- Record list:
_____
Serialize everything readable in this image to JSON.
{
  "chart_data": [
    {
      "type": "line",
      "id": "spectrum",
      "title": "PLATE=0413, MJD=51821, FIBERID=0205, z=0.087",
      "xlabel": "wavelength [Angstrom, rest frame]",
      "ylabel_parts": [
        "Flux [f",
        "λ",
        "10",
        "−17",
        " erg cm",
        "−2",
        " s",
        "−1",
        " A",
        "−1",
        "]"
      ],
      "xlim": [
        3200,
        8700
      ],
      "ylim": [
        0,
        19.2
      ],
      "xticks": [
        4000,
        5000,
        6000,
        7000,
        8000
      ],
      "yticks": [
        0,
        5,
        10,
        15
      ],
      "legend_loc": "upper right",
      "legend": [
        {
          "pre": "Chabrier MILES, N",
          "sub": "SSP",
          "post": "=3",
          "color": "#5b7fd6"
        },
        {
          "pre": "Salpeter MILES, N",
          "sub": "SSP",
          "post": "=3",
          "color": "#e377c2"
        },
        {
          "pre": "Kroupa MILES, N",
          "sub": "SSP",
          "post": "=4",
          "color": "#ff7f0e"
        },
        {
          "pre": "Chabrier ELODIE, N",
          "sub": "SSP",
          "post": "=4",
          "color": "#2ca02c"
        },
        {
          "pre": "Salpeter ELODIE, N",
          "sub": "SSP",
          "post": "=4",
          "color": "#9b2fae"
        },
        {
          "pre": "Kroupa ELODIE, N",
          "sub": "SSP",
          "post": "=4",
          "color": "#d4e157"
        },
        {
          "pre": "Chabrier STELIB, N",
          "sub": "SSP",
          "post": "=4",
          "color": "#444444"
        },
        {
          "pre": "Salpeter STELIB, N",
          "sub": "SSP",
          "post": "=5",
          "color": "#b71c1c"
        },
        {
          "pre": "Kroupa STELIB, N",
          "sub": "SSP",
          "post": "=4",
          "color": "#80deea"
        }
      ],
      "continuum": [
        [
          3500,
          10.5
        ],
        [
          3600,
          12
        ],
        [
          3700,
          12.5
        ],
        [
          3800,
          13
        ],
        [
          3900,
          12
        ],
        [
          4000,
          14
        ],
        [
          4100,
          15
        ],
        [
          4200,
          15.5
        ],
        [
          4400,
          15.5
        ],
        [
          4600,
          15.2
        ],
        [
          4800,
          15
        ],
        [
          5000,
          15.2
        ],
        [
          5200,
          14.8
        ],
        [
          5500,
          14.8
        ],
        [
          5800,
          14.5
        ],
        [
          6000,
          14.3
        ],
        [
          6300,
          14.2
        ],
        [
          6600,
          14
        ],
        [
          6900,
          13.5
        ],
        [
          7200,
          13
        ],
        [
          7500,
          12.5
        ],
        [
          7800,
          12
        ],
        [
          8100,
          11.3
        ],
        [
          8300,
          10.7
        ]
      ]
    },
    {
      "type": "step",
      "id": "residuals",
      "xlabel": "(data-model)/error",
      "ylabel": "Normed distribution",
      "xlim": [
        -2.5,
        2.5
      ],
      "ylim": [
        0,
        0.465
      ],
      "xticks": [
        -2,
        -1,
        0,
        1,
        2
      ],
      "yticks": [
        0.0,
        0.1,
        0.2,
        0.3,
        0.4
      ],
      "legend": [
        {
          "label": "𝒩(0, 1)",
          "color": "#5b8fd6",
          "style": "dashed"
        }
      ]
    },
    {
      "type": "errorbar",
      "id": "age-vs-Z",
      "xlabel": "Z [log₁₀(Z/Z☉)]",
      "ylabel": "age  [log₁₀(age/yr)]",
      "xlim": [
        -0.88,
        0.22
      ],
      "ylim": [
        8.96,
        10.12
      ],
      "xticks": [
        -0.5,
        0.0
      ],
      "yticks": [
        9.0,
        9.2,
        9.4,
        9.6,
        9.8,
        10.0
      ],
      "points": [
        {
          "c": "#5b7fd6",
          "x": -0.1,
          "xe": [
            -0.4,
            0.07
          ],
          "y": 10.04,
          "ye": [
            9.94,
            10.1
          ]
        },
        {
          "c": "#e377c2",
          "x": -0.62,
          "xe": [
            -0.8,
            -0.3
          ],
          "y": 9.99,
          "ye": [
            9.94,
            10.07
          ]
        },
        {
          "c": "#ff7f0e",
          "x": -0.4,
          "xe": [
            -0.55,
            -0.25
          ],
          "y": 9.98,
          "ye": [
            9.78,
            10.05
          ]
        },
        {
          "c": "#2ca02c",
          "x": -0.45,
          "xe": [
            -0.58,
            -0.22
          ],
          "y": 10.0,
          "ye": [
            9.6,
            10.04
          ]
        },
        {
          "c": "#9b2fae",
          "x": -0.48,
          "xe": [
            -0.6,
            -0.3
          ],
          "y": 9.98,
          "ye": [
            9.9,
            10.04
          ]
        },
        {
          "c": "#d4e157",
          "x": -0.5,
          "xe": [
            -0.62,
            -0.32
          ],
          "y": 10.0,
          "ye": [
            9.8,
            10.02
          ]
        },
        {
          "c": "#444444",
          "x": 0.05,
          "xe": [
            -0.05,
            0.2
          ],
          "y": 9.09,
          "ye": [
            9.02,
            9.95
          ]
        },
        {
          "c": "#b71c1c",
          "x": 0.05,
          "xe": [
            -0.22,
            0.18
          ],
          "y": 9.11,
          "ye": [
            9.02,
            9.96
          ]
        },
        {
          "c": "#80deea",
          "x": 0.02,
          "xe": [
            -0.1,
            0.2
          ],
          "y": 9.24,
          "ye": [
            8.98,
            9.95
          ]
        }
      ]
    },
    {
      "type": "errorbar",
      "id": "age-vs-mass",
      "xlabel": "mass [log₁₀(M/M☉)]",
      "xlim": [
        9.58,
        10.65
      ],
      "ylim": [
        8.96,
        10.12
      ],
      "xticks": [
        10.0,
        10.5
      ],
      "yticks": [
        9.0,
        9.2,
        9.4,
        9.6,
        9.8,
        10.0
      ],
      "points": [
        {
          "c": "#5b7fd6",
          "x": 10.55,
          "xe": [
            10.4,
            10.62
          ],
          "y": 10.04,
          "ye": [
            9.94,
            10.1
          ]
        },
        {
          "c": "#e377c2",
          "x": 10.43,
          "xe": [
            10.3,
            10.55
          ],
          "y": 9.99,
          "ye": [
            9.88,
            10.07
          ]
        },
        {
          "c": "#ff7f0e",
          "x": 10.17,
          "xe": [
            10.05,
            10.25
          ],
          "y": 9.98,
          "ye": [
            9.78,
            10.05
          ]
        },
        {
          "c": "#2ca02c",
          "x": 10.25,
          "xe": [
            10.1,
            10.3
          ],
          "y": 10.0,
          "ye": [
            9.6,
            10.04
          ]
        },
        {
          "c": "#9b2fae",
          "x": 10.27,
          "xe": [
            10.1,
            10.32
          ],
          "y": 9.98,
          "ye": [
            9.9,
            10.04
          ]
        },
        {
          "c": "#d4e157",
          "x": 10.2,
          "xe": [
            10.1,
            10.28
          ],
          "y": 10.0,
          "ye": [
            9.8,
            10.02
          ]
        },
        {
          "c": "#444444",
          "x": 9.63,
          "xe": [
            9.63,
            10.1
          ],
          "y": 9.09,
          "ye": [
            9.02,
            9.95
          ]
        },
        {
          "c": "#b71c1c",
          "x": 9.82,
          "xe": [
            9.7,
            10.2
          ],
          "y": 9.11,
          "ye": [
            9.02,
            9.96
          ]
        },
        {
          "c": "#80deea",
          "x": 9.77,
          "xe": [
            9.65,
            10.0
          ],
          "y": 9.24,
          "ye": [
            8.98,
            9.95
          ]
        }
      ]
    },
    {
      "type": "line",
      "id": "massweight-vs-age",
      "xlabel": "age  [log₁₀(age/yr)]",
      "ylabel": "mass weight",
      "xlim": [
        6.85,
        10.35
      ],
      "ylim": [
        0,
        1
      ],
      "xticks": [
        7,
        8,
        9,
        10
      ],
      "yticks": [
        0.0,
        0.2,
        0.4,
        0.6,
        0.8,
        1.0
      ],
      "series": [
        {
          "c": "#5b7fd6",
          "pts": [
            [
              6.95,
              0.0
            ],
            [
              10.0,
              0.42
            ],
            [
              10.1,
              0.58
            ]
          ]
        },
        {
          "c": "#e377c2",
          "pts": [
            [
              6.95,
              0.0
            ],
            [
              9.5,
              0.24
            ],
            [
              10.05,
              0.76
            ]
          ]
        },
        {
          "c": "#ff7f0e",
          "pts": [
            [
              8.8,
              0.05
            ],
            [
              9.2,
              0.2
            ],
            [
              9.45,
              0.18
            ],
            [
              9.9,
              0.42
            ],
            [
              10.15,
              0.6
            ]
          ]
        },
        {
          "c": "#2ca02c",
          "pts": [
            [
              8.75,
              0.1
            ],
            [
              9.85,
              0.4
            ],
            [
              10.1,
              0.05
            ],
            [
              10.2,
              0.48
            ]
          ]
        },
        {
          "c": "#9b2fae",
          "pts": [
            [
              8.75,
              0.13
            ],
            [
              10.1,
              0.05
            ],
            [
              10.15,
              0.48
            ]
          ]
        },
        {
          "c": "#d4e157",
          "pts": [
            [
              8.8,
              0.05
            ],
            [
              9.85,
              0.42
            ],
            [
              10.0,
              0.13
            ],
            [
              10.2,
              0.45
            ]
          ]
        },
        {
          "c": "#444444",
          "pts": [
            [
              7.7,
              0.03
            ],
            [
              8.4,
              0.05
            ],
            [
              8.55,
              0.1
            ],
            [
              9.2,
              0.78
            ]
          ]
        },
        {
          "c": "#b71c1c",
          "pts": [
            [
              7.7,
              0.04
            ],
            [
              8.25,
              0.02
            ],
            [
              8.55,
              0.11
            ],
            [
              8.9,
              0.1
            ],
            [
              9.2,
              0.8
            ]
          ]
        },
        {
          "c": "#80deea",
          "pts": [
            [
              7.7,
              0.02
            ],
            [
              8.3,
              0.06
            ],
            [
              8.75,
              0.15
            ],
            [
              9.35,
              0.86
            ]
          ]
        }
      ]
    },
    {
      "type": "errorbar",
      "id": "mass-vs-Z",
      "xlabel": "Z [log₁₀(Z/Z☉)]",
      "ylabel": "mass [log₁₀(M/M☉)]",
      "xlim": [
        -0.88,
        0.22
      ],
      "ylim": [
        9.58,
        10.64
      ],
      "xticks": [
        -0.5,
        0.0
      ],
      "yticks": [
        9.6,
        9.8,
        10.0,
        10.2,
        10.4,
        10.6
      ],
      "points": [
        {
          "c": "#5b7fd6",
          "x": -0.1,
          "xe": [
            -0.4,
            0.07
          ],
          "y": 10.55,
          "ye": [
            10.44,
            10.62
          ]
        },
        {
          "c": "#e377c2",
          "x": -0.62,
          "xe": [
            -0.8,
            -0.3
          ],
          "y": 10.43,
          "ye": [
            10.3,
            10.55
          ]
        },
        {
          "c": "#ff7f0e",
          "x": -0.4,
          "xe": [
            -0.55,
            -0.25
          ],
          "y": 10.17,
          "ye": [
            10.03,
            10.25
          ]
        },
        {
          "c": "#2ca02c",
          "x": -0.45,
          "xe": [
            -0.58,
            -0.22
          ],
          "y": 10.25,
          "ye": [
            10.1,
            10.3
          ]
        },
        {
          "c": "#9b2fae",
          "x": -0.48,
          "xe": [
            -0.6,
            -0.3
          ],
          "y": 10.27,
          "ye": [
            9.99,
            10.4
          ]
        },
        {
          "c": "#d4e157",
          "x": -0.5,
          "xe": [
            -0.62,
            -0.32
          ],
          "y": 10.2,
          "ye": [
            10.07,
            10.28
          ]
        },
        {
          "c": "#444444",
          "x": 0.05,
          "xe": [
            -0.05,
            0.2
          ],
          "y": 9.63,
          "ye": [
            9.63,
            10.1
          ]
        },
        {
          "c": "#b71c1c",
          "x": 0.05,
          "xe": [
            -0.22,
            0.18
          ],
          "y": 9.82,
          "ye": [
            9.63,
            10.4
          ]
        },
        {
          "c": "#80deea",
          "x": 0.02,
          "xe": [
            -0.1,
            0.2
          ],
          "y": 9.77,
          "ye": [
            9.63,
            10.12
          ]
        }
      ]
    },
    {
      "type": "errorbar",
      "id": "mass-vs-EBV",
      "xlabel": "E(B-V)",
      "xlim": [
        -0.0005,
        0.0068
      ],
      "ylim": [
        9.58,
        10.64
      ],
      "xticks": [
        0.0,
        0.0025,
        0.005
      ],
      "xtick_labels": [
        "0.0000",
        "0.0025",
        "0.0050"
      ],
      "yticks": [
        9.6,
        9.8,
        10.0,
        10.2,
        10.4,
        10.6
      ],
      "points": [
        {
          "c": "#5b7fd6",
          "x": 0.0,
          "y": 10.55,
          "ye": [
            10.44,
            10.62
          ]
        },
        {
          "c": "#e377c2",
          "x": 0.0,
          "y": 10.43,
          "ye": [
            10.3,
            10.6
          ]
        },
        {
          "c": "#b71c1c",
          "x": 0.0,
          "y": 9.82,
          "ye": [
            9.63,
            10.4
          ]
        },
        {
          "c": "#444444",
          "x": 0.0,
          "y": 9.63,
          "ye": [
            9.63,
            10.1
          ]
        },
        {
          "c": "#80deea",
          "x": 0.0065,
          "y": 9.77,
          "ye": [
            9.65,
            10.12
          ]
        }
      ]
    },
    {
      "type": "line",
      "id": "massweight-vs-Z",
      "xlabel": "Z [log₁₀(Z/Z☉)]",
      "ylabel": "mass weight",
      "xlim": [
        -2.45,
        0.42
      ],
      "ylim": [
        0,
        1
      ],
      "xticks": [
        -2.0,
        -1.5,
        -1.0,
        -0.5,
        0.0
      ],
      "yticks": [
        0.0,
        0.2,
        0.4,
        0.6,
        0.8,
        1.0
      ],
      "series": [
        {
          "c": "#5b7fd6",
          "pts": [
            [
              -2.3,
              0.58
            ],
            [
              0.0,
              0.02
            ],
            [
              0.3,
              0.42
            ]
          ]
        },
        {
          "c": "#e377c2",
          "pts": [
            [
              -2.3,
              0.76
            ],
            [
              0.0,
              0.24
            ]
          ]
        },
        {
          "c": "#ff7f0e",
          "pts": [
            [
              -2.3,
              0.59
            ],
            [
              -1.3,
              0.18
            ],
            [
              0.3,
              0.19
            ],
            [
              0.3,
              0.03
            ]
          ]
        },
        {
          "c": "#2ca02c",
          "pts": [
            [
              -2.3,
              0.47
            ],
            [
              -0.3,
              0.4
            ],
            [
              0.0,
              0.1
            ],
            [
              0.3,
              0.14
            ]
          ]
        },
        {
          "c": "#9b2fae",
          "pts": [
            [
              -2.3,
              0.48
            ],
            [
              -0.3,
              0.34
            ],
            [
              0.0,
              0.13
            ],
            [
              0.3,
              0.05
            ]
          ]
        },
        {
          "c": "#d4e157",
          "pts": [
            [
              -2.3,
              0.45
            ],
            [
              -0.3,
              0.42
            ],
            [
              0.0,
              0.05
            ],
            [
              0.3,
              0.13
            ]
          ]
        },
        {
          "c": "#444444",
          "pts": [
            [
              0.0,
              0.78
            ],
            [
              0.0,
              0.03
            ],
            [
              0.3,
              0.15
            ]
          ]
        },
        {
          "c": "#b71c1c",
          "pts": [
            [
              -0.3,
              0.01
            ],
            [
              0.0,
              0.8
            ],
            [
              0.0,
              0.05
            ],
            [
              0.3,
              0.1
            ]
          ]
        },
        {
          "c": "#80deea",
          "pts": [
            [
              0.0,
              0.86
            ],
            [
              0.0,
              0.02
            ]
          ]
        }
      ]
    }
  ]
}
_____
- Exercise task: Only lines that contain the word "ELODIE" are wanted; copy each of them.

- Exercise output:
          "pre": "Chabrier ELODIE, N",
          "pre": "Salpeter ELODIE, N",
          "pre": "Kroupa ELODIE, N",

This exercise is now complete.